_Tareas por hacer_.
(1) ¿Qué tomaba Pepe Alameda en el desayuno, según el texto sobre escritores y toreros?
(2) Prosigue el texto sobre escritores y toreros a partir de su última oración.

_Texto_.
━━━━━━━━━━━━━━━━━━━━━━━━━━━━━━
Tuve contacto con excelentes escritores como Álvaro Albornoz, hijo del ministro de la II República Española y jefe del Gobierno en el exilio, autor de unos aforismos a los que llamó “revoleras” y persona de sutil humor: “Tuvo que suspender la batalla porque con tantos tiros no podía escuchar bien la música que tocaban las bandas militares”. A mi tío José María, primo hermano de mi madre, que decía que no volvería a España hasta que se muriera Franco, le recomendaba: “Pues vuelve y no le hables”. El citado Carlos León, sus cartas a famosos y los diálogos de las películas de Cantinflas. Se parecía mucho a Alfonso XIII. Otro mucho más vinculado a los toros, Carlos Fernández y López de Valdenebro, madrileño de nacimiento (1912), hijo del secretario de las Cortes de la II República y de “veraneo” en tierras mexicanas. En los carteles, “Pepe Alameda”, locutor, escritor, poeta, recitador y, en inglés, “showman”, hombre espectáculo. Vino a España a retransmitir “la corrida del siglo” desde Jaén y con “El Cordobés” de protagonista. Le entrevisté en la cafetería del hotel Wellington y me sorprendió que desayunara con coñac francés, Napoleón. Su frase: “El toreo no es graciosa huida sino apasionada entrega”. Su obra: “Los Arquitectos de la Moderna Tauromaquia”. El toreo ligado de Manuel Jiménez “Chicuelo” y su faena con el toro “Corchaíto”, de Pérez Tabernero. Madrid, 24 de mayo de 1928. En estos días se cumple el noventa aniversario. “Chicuelo” fue también uno de los favoritos de los aficionados mexicanos. De Rodolfo Gaona, el Indio Grande, tenía referencias por mi padre cuando visitó España y le preguntó por Paquita Escribano, una cupletista de gran fama y con vínculos en Ejea de los Caballeros. Gaona se casó con la Moragas y su matrimonio duró menos que el de Rafael el Gallo con Pastora.
━━━━━━━━━━━━━━━━━━━━━━━━━━━━━━
_Datos del ejercicio_.
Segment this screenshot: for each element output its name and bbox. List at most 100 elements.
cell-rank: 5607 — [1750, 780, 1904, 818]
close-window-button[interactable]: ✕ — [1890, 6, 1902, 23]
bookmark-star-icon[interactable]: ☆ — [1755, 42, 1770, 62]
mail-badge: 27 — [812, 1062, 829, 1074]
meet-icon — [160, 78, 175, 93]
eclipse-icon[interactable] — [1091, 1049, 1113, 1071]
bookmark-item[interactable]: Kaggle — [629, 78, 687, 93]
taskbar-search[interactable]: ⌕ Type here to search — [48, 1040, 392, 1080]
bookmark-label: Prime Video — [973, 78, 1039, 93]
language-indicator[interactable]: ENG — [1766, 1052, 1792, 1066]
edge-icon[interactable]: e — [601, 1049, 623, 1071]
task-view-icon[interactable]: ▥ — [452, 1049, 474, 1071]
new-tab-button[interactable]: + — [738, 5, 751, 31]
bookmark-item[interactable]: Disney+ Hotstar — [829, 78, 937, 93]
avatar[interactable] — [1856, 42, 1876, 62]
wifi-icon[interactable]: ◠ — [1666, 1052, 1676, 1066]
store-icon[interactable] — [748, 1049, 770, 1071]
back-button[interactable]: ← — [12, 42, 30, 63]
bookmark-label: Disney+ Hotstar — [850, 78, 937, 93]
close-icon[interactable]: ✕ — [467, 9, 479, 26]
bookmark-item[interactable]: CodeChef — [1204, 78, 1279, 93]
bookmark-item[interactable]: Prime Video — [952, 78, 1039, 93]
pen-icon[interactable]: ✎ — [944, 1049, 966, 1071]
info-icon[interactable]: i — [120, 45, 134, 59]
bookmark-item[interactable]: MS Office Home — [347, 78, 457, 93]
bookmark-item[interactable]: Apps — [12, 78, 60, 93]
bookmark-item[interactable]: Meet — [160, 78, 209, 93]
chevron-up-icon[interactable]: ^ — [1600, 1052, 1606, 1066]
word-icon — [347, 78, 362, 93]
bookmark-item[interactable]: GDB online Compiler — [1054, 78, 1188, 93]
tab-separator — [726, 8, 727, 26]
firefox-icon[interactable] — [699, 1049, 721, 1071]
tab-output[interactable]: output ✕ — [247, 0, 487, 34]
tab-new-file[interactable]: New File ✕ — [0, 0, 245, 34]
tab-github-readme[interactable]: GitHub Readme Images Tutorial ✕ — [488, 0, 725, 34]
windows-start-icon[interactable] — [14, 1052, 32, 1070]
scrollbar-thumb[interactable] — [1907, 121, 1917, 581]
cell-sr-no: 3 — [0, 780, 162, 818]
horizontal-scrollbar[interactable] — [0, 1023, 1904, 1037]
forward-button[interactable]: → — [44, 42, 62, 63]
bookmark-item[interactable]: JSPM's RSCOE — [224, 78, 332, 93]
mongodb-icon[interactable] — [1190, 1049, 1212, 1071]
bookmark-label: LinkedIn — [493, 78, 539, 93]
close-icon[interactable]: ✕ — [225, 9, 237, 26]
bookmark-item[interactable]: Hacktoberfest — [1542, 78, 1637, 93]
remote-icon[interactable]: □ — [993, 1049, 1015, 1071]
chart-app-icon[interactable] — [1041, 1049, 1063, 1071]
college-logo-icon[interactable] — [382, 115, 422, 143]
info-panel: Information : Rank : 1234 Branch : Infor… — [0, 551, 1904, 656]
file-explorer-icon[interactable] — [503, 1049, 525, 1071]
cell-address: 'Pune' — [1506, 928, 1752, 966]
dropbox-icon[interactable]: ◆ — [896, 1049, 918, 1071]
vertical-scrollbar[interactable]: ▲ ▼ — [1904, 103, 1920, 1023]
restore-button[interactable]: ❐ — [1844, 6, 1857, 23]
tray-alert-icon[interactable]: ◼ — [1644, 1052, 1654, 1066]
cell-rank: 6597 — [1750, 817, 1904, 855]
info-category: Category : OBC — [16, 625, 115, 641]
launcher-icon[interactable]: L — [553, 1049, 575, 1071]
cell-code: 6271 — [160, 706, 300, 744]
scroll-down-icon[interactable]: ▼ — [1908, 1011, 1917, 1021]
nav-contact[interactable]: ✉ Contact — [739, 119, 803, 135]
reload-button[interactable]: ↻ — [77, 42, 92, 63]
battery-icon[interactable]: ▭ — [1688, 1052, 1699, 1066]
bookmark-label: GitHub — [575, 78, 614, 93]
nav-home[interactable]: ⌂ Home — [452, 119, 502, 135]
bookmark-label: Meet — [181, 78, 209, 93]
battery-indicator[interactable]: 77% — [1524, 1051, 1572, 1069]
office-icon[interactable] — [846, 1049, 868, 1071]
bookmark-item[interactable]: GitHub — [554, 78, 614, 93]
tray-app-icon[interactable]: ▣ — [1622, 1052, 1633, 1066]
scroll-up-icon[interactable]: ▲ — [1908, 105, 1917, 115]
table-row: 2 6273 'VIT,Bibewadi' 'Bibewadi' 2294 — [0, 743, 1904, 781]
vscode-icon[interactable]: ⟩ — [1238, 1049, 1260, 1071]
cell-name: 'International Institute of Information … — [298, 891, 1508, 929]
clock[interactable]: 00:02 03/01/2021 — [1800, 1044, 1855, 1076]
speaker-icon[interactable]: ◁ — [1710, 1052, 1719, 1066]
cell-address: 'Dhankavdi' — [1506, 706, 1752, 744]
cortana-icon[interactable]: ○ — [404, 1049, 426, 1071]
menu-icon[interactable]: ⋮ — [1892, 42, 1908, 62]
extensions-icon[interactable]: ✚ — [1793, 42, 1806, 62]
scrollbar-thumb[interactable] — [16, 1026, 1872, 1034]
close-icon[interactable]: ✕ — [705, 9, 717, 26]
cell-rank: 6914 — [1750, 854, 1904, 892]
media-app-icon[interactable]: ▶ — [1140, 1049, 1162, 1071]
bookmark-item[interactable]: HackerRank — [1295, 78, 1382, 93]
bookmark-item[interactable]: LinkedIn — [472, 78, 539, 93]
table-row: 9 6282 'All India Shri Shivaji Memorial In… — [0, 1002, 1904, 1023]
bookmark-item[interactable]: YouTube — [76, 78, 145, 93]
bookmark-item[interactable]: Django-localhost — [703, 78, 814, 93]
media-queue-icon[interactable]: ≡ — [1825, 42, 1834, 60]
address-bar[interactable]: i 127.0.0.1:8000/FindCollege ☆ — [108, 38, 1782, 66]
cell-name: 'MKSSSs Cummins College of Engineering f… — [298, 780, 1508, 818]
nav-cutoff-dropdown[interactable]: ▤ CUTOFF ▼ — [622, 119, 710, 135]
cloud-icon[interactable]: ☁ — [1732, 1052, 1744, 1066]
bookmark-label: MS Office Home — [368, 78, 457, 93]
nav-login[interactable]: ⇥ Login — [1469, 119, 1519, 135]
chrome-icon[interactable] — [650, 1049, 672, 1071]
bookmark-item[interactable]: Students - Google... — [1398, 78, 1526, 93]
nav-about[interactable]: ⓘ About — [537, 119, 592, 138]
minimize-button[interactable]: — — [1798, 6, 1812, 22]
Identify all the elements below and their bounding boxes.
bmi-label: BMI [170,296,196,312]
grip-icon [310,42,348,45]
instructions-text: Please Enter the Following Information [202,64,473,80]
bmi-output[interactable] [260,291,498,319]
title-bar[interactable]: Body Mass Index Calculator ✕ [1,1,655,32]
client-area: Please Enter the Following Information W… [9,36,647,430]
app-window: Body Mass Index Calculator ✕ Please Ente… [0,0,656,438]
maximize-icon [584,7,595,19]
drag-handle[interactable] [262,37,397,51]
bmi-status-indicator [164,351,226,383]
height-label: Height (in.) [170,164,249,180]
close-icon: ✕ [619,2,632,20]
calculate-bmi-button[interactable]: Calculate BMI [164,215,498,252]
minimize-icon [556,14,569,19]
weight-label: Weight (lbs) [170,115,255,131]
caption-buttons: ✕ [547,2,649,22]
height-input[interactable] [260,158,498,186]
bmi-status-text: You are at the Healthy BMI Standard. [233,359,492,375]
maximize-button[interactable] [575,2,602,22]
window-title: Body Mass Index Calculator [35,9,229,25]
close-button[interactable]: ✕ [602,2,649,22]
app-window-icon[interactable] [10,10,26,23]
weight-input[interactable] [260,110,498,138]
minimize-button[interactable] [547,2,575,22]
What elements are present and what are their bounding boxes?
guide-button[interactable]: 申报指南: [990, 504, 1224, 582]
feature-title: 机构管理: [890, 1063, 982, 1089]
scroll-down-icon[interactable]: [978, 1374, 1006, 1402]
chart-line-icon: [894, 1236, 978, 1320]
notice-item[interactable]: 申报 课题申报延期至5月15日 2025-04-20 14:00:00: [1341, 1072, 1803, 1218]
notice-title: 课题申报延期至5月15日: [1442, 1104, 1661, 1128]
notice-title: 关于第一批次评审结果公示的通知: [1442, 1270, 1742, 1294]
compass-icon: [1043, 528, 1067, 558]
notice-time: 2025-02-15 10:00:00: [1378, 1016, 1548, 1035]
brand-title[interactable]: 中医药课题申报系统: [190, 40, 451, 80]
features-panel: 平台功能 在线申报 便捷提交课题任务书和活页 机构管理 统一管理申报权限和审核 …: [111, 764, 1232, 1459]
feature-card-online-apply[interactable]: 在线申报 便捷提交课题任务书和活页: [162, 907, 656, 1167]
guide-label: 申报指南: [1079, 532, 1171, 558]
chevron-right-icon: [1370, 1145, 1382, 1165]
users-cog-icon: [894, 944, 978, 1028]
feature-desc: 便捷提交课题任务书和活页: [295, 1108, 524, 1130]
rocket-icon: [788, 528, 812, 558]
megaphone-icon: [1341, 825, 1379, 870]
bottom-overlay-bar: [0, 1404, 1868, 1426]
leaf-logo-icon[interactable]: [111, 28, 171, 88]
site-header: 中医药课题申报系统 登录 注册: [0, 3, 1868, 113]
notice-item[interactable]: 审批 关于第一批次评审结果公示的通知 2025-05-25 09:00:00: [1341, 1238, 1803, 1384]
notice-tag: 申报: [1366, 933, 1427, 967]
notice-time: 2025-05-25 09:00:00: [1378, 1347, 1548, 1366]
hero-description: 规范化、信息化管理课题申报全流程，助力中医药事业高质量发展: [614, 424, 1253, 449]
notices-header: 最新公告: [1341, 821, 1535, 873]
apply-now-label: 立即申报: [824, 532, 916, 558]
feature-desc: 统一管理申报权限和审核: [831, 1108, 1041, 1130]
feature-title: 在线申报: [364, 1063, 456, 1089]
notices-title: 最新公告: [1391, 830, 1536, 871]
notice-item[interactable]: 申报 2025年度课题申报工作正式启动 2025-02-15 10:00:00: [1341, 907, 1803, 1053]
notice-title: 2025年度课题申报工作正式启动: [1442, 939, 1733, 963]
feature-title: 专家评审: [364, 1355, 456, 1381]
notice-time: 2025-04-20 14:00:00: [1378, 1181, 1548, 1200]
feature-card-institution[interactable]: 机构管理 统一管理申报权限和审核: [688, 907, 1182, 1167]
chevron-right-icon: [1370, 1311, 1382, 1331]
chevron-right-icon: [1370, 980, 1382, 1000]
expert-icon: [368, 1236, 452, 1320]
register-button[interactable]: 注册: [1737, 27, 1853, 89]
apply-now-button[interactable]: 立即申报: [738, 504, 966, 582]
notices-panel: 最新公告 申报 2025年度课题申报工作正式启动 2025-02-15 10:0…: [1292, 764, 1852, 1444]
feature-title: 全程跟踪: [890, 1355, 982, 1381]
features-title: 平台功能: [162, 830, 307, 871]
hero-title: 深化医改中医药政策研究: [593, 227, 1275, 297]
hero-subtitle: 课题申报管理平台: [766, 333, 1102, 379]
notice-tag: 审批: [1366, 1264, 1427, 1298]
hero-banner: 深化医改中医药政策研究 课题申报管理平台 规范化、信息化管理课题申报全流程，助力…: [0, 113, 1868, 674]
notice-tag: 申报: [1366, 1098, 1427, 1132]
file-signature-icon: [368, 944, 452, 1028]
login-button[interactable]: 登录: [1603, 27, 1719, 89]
━━━━━━━━━━━━━━━━━━━━━━━━━━━━━━
_Resultados en orden_.
(1) Coñac francés, Napoleón.

(2)
Una hermana de “Pepe Alameda”, María Victoria Fernández y López de Valdenebro, divorciada de José María Jardón, empresario de Las Ventas con don Livinio y Escanciano, fue la segunda esposa de Domingo (López) Ortega. La primera, la hija de los marqueses de Amboage, murió joven y como consecuencia de un acceso en la cabeza que se le infectó con un tinte que le aplicaron en la peluquería en abril de 1944. Su familia pleiteó denodadamente para conseguir el cincuenta por ciento de lo que había ganado el de Borox  en las plazas de toros durante los siete años de matrimonio (No recuerdo que hiciera a mi lado ningún paseíllo y vestida de luces”). Creo que se conformaron con las joyas de la fallecida. Dos años después, el 21 de septiembre de 1946, Domingo se casó en Madrid, en San Fermín de los Navarros, con María Victoria, “Picuqui”.

Recuerdo un libro del cronista de la ciudad de México, Artemio de Valle-Arizpe, “Calle Vieja y Calle Nueva”, en el que menciona a  Bernardo Gabiño, un torero de Puerto Real, Cádiz, y del que dice que “ocupa lugar preeminente y campea lleno de prestigio en la historia de la tauromaquia mexicana”. Asegura que vivía en el número 5 y medio del callejón de Tarasquillo y cita a la señora de Calderon de la Barca y su obra “Vida en México”, en la que hace unas encarecidas alabanzas de Gabiño, su garbo y fina gracia bailando la zarabanda, el vito, la farruca, el polo, las peteneras, soleares o la jota aragonesa, valenciana o murciana, el zapateao, la jarana, el palomo, la zanchenga o el jarabe. No había baile que se le resistiera.